Saved entries
• • • • •

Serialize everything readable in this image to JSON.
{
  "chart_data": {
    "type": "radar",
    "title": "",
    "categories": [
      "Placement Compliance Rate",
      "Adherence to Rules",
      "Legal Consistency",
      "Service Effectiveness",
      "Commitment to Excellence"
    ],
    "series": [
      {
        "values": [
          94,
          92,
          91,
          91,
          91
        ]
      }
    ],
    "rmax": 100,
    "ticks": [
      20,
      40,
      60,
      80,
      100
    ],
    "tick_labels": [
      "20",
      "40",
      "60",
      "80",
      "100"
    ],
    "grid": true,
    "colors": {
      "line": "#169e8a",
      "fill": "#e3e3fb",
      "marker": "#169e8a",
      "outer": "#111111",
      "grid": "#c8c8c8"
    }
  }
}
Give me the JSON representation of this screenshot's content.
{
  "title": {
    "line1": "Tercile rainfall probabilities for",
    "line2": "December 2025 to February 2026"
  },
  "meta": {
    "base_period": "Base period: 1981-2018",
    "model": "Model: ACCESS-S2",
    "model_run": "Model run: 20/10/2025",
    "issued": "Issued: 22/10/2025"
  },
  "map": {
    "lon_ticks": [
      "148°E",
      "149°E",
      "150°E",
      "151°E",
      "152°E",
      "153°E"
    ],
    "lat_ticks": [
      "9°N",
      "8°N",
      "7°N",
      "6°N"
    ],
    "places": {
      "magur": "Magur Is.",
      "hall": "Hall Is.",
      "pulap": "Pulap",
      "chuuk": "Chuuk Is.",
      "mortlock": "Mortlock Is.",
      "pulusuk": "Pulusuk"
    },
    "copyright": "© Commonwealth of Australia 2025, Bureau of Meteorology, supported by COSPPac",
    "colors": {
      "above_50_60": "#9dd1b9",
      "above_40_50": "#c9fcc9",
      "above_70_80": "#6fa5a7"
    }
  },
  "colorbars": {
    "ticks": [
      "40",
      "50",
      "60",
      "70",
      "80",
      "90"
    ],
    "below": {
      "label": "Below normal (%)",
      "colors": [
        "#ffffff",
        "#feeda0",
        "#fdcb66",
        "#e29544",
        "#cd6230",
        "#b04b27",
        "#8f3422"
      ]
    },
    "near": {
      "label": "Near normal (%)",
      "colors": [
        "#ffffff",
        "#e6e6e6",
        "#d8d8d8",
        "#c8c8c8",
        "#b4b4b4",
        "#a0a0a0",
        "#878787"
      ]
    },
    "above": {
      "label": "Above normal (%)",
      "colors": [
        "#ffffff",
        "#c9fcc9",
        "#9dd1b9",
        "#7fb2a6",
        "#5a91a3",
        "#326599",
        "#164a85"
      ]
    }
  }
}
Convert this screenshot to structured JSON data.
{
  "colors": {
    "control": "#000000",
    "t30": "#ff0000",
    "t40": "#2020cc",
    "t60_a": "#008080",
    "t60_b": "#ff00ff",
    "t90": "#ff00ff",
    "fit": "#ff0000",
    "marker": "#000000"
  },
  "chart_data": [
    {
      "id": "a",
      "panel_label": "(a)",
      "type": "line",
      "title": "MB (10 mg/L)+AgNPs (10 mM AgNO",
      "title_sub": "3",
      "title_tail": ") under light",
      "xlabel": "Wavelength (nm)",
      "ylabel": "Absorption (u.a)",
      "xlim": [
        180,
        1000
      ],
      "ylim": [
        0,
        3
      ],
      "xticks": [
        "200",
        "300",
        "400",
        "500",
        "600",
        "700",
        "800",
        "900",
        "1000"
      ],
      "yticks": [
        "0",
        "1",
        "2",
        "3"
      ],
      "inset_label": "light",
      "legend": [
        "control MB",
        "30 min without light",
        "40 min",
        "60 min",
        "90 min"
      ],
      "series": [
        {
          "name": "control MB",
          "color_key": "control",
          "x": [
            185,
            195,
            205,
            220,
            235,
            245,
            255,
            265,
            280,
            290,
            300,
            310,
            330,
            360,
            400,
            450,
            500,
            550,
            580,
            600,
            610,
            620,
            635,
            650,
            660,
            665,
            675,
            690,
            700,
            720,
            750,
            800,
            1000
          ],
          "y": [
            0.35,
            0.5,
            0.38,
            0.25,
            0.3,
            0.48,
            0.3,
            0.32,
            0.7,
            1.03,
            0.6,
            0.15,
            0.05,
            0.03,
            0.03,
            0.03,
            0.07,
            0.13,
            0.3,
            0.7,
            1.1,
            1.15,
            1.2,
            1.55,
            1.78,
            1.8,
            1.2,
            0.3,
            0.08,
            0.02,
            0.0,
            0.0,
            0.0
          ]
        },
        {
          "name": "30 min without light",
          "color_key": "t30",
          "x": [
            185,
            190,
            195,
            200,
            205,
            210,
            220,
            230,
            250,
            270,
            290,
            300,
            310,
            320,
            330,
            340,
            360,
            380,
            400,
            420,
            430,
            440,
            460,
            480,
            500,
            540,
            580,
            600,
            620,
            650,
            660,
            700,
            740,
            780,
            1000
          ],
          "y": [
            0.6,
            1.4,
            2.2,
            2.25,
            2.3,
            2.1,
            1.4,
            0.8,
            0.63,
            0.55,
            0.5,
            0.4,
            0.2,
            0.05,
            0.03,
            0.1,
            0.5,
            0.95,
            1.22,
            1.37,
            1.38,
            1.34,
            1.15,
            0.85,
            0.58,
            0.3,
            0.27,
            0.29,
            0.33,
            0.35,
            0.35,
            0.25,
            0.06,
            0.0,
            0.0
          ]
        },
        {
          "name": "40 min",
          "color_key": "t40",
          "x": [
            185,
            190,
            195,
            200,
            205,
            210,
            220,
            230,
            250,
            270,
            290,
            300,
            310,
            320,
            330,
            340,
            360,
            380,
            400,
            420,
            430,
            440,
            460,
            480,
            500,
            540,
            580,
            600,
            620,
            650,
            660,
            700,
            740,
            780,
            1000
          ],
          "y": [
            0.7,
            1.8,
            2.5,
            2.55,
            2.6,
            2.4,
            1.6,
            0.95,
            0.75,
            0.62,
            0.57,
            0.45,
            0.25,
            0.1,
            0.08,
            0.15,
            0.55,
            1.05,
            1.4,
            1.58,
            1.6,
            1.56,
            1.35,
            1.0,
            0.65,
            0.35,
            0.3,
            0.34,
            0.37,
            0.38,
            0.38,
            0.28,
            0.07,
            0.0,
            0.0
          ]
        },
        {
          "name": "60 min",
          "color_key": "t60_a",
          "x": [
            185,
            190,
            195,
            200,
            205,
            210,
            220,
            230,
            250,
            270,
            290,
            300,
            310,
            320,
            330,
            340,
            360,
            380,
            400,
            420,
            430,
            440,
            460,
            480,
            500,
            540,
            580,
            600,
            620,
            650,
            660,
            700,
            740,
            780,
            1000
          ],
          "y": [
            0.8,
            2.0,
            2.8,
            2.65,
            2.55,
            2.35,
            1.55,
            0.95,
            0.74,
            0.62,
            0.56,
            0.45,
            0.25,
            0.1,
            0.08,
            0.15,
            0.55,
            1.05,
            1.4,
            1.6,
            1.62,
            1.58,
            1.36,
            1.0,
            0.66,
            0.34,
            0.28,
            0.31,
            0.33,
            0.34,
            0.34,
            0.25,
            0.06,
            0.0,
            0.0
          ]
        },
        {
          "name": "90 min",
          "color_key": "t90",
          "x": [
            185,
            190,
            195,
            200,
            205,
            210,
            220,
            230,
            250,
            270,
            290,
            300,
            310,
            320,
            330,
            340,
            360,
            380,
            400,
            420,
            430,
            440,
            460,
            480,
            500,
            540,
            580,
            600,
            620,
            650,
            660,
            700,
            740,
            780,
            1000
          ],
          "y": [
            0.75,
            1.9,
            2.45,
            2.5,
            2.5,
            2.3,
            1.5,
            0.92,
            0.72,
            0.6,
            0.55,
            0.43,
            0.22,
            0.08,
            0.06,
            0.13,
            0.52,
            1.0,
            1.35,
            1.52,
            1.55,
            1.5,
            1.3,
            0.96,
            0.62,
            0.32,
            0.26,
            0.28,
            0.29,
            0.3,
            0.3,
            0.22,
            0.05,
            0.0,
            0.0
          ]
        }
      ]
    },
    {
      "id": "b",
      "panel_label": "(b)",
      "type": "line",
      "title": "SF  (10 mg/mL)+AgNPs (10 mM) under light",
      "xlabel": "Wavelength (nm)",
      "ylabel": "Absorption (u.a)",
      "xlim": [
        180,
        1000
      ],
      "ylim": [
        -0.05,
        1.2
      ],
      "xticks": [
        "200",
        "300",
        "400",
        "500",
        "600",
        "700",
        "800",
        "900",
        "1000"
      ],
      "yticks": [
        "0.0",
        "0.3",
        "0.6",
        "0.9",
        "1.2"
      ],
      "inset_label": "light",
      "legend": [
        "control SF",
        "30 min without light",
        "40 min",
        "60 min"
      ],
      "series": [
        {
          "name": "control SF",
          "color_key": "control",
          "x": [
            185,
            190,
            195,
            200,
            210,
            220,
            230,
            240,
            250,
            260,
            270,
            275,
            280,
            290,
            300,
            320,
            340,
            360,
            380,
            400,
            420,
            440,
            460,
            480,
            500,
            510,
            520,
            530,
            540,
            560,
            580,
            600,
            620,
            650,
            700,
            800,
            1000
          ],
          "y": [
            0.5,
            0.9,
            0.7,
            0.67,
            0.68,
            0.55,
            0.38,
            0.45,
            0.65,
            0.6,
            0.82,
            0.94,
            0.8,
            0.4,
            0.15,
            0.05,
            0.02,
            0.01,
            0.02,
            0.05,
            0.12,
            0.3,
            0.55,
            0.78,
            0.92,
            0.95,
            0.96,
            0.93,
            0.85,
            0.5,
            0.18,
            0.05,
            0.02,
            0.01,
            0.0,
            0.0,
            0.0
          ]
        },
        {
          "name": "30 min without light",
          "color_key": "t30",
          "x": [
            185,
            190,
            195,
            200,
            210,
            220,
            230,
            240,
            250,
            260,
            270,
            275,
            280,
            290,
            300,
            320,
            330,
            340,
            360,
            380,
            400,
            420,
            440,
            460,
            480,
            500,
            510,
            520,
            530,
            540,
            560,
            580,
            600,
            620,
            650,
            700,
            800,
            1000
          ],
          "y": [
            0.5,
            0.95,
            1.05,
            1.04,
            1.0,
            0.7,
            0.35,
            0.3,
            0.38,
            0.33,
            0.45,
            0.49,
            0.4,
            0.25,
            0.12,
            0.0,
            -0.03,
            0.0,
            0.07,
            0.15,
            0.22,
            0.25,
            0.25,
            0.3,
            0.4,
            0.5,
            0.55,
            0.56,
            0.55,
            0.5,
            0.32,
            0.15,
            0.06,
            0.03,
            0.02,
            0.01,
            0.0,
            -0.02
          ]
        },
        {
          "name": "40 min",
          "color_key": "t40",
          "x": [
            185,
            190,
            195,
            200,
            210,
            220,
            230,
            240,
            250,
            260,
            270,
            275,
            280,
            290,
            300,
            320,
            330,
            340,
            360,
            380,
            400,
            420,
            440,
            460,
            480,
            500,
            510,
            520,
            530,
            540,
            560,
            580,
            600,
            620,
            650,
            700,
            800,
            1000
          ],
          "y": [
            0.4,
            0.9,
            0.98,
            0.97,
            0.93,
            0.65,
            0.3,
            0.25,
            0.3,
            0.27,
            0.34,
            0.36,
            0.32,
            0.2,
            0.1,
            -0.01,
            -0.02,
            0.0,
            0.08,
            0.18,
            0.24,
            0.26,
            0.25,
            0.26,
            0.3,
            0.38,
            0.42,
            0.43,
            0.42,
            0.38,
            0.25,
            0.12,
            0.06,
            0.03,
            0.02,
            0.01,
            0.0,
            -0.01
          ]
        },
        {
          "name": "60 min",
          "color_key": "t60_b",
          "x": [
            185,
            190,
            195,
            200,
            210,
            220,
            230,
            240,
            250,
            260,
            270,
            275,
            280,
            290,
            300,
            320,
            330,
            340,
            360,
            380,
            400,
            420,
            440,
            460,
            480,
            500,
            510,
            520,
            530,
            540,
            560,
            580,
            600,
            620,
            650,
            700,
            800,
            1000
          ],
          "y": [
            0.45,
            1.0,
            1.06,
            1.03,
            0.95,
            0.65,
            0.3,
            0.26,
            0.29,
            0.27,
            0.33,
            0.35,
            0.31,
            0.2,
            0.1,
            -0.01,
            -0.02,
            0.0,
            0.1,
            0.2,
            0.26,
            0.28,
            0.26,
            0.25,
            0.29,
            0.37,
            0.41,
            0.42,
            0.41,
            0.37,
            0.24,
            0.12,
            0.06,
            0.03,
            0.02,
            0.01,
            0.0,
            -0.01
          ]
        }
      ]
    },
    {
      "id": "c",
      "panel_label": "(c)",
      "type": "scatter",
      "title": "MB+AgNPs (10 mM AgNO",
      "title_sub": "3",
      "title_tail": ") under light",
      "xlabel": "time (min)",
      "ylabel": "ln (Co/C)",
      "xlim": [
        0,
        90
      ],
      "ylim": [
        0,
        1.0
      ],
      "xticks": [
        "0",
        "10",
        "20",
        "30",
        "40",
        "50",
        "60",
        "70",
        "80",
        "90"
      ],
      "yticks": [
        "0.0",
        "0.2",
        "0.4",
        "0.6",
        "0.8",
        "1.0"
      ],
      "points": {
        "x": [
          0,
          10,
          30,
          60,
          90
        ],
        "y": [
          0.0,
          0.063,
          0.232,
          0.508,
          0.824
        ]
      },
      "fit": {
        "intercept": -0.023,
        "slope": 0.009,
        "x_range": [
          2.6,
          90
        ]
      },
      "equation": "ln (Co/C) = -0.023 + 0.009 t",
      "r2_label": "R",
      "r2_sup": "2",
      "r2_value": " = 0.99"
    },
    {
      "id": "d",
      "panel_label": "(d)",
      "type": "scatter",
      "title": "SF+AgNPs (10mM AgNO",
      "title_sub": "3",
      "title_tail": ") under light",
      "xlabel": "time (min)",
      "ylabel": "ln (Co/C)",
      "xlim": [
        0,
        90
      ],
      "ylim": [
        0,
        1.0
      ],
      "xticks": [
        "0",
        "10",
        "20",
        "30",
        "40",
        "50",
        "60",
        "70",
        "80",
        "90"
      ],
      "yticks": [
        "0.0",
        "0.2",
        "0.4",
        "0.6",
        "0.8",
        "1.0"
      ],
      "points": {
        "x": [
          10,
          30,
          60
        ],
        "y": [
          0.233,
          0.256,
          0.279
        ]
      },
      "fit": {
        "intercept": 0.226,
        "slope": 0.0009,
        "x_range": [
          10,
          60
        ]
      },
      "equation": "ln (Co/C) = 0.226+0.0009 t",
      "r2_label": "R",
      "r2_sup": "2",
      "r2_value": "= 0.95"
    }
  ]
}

• • • • •

THE TASK: Search the entries for the word "AgNPs", then list each line that holds it.

SOLUTION TO THE EXERCISE:
      "title": "MB (10 mg/L)+AgNPs (10 mM AgNO",
      "title": "SF  (10 mg/mL)+AgNPs (10 mM) under light",
      "title": "MB+AgNPs (10 mM AgNO",
      "title": "SF+AgNPs (10mM AgNO",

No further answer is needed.